--- begin Stored data ---
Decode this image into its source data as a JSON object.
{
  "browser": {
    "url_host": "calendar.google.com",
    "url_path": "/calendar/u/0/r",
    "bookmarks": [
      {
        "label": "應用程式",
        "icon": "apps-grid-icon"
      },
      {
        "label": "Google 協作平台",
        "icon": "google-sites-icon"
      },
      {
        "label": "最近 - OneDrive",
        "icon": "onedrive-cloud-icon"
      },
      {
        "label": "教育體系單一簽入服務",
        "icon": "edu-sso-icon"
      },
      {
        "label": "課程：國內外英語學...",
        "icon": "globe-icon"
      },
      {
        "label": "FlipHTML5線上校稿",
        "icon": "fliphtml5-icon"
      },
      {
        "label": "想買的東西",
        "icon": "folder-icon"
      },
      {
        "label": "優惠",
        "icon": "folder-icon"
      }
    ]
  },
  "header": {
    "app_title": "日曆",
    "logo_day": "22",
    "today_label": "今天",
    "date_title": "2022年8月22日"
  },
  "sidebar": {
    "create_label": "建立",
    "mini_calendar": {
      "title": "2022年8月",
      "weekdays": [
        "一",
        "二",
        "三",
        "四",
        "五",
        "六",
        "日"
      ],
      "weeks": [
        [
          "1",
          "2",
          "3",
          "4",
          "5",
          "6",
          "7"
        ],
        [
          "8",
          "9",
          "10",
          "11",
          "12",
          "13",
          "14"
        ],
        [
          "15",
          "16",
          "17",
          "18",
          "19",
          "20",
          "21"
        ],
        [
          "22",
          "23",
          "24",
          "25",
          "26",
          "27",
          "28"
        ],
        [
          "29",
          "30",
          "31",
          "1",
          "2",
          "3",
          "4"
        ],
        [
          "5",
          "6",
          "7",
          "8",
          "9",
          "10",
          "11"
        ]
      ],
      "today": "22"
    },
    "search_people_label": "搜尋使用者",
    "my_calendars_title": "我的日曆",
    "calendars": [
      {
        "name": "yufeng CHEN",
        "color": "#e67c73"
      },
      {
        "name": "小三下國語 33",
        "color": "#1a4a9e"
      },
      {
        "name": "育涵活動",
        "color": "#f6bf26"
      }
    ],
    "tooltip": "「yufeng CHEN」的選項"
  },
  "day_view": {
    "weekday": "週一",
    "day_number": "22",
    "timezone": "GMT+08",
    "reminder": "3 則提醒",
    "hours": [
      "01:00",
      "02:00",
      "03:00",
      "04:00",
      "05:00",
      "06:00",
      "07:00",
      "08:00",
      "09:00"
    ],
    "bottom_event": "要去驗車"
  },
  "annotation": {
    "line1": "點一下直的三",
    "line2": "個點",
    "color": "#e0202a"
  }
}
--- end Stored data ---
◆ Requirement: Above are entries; state the number of lines among them that contain "CHEN", and nothing else.

◆ Final result: 2